**Trecho para leitura**.
O arquivo divulgado pela WikiLeaks, contendo mais de 300 mil documentos secretos, descreve muitos episódios nunca divulgados com tal detalhe. E revela como o fracasso em coordenar os soldados particulares, as forças da coalizão e as tropas iraquianas, assim como a não aplicação das "regras de envolvimento" impostas aos militares, colocou em perigo os civis e também os seguranças particulares.
Esses mercenários atiraram com pouca discriminação contra civis iraquianos desarmados, forças policiais iraquianas, soldados americanos e até outros soldados particulares. Em um episódio registrado em março de 2005, irrompeu uma batalha envolvendo três firmas de segurança.
Fica claro pelos documentos que os soldados particulares pareciam ineficazes para impedir que eles mesmos e as pessoas que deveriam proteger fossem mortos. E, ao provocar a indignação pública, eles minaram grande parte do que as forças da coalizão foram enviadas para realizar.
A maior parte dos documentos se equipara ao já conhecido pelos poucos casos que foram divulgados, embora mesmo este conjunto provavelmente seja incompleto. Durante os seis anos cobertos pelos relatórios, pelo menos 175 agentes de segurança privados foram mortos. Insurgentes e outros malfeitores sequestraram pelo menos 70 deles, muitos dos quais foram mortos. A firma britânica Aegis perdeu mais de 30.

**Dados fornecidos**.
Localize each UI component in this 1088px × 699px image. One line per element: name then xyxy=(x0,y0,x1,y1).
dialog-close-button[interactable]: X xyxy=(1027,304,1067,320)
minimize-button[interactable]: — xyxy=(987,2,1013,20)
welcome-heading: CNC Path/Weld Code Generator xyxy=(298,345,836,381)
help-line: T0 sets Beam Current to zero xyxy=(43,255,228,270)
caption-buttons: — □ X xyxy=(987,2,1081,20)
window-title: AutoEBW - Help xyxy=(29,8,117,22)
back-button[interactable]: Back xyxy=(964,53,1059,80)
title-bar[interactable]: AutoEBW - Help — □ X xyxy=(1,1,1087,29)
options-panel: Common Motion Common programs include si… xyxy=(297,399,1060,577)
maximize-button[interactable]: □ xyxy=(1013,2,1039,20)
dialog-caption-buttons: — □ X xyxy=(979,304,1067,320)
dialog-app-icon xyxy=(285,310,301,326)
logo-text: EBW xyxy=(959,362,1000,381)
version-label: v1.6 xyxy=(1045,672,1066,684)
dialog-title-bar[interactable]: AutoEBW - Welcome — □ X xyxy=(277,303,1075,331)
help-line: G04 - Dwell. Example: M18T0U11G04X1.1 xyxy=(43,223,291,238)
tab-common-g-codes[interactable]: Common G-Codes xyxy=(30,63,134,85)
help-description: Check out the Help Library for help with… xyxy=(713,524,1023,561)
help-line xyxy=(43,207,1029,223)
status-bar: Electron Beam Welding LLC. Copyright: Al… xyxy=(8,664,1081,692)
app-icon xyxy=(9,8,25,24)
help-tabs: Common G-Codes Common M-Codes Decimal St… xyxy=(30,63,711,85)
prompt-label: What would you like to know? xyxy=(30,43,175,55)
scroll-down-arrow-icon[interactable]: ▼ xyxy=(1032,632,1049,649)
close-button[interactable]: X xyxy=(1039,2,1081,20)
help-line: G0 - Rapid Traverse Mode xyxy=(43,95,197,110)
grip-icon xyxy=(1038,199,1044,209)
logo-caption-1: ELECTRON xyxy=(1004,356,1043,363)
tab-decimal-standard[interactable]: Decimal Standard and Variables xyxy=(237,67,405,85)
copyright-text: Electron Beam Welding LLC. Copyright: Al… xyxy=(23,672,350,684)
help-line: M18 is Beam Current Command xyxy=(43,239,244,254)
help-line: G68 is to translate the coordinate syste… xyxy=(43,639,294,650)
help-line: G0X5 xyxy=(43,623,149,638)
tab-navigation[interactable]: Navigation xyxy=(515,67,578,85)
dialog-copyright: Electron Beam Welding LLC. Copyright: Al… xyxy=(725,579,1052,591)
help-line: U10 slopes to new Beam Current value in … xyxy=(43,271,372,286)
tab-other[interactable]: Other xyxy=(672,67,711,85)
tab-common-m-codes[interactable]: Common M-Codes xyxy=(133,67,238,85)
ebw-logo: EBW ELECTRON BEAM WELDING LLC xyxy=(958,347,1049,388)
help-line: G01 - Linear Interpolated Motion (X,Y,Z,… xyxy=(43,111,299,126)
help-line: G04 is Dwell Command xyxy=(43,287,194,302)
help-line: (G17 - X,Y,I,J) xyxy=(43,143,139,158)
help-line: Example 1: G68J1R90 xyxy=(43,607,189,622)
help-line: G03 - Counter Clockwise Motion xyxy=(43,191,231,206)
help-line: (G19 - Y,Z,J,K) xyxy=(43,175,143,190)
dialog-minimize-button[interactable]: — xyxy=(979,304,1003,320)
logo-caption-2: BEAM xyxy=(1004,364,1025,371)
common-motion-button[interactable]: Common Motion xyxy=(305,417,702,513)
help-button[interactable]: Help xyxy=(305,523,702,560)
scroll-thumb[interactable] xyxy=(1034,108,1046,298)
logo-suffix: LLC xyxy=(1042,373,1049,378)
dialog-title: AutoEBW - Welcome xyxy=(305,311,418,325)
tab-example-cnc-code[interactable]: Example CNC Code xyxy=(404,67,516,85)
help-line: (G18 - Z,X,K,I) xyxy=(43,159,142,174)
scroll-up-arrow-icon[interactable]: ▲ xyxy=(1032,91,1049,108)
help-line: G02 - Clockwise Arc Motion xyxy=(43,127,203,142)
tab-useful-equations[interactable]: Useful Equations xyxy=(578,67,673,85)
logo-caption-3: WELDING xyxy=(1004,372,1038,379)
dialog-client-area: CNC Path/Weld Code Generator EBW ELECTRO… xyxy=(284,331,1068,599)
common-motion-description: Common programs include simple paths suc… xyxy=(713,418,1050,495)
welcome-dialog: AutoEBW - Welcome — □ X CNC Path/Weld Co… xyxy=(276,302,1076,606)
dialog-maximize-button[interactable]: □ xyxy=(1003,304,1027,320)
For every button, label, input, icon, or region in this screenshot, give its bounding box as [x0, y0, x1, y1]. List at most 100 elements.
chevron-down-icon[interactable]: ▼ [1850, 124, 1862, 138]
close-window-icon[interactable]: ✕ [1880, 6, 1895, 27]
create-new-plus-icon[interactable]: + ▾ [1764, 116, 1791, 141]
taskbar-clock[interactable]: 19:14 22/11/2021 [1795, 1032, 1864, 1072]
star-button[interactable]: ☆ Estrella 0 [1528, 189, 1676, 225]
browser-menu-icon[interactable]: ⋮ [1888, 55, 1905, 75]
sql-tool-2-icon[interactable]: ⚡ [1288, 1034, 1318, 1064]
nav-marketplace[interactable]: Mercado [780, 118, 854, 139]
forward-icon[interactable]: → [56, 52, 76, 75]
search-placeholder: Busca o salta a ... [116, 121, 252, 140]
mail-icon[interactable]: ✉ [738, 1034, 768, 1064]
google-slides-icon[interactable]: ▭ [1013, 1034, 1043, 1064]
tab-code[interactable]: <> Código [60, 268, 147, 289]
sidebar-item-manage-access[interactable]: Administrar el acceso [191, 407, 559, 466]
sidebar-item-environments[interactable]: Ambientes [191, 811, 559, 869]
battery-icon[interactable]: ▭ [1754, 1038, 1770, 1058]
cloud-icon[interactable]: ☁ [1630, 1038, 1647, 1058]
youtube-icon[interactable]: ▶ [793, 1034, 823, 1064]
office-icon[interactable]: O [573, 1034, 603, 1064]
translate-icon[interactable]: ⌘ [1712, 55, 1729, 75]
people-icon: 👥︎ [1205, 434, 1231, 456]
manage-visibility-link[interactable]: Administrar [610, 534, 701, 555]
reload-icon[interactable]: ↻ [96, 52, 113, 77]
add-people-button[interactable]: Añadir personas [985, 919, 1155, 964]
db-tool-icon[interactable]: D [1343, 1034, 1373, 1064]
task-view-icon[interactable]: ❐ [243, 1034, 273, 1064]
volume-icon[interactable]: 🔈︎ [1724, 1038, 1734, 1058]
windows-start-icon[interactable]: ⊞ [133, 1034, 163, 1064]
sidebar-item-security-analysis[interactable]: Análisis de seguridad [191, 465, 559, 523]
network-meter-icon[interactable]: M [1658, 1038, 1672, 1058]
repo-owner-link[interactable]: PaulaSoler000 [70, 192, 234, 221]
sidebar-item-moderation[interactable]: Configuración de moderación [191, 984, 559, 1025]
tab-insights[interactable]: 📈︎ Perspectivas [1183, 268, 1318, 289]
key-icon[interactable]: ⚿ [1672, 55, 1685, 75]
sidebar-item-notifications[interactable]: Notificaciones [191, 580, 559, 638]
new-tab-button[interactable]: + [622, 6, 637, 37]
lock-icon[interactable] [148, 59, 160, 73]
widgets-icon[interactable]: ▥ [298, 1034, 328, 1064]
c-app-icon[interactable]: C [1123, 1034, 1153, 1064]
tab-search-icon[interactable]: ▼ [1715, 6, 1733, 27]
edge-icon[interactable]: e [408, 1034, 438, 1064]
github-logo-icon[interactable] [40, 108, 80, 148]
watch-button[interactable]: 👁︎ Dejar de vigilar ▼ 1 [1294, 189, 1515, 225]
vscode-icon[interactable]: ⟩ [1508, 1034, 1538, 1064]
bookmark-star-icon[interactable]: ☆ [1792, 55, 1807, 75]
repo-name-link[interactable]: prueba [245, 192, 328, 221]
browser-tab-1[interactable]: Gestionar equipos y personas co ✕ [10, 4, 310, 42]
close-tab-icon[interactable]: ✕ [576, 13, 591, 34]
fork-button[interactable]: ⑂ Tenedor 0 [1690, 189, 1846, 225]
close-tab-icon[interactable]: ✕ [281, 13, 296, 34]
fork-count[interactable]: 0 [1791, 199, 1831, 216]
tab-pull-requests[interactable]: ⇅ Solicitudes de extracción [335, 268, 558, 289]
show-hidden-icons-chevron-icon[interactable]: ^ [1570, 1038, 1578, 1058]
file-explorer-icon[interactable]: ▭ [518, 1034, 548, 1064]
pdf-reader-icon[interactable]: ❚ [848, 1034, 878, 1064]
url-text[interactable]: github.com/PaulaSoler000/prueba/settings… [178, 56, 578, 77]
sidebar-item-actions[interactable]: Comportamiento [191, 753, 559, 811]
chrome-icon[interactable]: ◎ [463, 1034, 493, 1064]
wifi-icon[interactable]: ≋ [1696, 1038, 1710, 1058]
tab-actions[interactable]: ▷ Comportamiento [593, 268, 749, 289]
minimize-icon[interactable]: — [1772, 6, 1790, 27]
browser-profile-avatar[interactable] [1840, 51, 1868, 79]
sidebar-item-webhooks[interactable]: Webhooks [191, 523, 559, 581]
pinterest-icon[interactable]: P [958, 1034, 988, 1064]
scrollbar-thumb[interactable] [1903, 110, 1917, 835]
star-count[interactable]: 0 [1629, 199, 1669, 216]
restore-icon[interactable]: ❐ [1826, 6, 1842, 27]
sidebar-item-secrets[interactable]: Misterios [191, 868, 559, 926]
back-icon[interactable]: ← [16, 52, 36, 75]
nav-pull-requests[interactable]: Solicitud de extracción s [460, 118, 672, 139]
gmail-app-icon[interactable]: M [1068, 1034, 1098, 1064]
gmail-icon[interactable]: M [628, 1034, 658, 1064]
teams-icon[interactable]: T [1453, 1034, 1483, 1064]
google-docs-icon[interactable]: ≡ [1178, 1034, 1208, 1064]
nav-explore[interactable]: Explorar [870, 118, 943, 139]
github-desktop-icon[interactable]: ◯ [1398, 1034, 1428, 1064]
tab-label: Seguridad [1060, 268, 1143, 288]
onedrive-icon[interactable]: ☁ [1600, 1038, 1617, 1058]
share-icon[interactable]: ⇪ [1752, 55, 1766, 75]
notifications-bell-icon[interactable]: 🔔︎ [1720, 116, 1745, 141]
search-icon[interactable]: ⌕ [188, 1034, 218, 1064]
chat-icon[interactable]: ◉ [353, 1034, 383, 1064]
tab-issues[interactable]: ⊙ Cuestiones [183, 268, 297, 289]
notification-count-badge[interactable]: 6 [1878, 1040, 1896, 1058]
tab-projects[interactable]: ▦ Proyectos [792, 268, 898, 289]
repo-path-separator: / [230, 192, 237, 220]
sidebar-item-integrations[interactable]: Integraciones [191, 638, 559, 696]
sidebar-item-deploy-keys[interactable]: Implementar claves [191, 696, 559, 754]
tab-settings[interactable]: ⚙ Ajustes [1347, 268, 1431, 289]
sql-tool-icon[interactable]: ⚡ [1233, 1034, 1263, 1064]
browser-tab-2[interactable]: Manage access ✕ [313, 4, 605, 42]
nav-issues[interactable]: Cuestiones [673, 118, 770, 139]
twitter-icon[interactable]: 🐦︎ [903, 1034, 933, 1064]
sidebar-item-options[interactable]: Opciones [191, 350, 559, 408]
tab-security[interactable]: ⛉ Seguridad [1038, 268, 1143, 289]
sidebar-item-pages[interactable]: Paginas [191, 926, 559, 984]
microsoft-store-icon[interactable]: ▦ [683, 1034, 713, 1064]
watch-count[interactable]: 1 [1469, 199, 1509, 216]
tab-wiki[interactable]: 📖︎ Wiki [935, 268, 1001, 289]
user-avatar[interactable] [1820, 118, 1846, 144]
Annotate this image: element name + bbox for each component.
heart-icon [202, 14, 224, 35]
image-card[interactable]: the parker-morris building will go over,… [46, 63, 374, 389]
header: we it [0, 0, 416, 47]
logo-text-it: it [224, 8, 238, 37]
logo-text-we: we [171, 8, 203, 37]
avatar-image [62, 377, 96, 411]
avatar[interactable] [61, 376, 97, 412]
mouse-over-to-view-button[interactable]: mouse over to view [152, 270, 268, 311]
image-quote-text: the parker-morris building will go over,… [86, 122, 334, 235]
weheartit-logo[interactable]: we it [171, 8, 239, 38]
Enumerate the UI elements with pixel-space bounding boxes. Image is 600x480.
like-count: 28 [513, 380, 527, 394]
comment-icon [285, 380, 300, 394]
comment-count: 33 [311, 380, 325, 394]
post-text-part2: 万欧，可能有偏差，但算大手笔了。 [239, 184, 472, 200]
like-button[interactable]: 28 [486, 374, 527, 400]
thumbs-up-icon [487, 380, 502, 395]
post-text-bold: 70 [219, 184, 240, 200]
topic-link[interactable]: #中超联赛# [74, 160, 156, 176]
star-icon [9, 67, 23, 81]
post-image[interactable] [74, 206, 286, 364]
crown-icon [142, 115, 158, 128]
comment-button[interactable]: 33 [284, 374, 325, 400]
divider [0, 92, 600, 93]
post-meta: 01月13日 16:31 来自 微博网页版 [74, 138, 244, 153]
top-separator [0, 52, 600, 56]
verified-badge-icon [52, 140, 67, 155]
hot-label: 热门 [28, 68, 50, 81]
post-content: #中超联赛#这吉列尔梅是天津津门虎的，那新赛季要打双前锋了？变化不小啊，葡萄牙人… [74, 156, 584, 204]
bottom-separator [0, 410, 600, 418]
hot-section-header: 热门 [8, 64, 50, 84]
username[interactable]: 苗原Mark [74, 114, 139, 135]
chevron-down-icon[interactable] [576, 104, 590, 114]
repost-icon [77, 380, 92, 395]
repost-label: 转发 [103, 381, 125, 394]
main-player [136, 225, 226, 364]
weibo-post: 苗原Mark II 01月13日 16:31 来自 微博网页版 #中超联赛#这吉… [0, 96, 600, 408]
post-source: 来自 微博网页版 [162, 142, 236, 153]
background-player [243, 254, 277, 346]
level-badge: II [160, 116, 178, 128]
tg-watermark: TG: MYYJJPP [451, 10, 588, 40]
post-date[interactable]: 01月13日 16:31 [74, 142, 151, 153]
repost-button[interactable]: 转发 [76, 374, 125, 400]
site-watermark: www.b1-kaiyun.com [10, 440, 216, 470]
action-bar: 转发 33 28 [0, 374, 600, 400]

**Tarefas e exercícios**.
a) No trecho sobre os documentos da WikiLeaks, quantos agentes de segurança privados foram mortos durante os seis anos cobertos pelos relatórios?
b) Como fica em inglês esta frase do trecho sobre os documentos da WikiLeaks: "Em um episódio registrado em março de 2005, irrompeu uma batalha envolvendo três firmas de segurança."?

**Respostas em ordem**.
a) Pelo menos 175.

b) In an episode recorded in March 2005, a battle broke out involving three security firms.